Would you retype all of these records exactly?

***** Dataset records *****

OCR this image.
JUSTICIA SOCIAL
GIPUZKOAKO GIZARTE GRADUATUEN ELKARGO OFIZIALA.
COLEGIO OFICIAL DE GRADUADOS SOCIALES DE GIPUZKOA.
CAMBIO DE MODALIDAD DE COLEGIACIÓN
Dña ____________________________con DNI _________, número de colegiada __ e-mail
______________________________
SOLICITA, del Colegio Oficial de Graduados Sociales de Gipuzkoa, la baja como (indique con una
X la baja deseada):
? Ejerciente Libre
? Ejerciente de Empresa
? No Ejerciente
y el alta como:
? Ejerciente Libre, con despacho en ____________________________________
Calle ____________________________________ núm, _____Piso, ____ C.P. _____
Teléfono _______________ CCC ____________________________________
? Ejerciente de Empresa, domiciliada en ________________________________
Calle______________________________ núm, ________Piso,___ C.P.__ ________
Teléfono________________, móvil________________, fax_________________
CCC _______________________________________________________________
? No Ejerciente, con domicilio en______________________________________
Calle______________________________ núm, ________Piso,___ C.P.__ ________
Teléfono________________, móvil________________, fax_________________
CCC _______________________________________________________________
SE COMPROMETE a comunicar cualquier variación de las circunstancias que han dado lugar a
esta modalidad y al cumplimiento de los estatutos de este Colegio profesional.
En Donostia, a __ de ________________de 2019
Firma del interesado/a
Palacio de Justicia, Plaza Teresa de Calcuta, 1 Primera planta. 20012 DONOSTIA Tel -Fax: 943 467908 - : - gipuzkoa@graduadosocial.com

*****

Solution to this problem:
OCR this image.
JUSTICIA SOCIAL
GIPUZKOAKO GIZARTE GRADUATUEN ELKARGO OFIZIALA.
COLEGIO OFICIAL DE GRADUADOS SOCIALES DE GIPUZKOA.
CAMBIO DE MODALIDAD DE COLEGIACIÓN
Dña ____________________________con DNI _________, número de colegiada __ e-mail
______________________________
SOLICITA, del Colegio Oficial de Graduados Sociales de Gipuzkoa, la baja como (indique con una
X la baja deseada):
? Ejerciente Libre
? Ejerciente de Empresa
? No Ejerciente
y el alta como:
? Ejerciente Libre, con despacho en ____________________________________
Calle ____________________________________ núm, _____Piso, ____ C.P. _____
Teléfono _______________ CCC ____________________________________
? Ejerciente de Empresa, domiciliada en ________________________________
Calle______________________________ núm, ________Piso,___ C.P.__ ________
Teléfono________________, móvil________________, fax_________________
CCC _______________________________________________________________
? No Ejerciente, con domicilio en______________________________________
Calle______________________________ núm, ________Piso,___ C.P.__ ________
Teléfono________________, móvil________________, fax_________________
CCC _______________________________________________________________
SE COMPROMETE a comunicar cualquier variación de las circunstancias que han dado lugar a
esta modalidad y al cumplimiento de los estatutos de este Colegio profesional.
En Donostia, a __ de ________________de 2019
Firma del interesado/a
Palacio de Justicia, Plaza Teresa de Calcuta, 1 Primera planta. 20012 DONOSTIA Tel -Fax: 943 467908 - : - gipuzkoa@graduadosocial.com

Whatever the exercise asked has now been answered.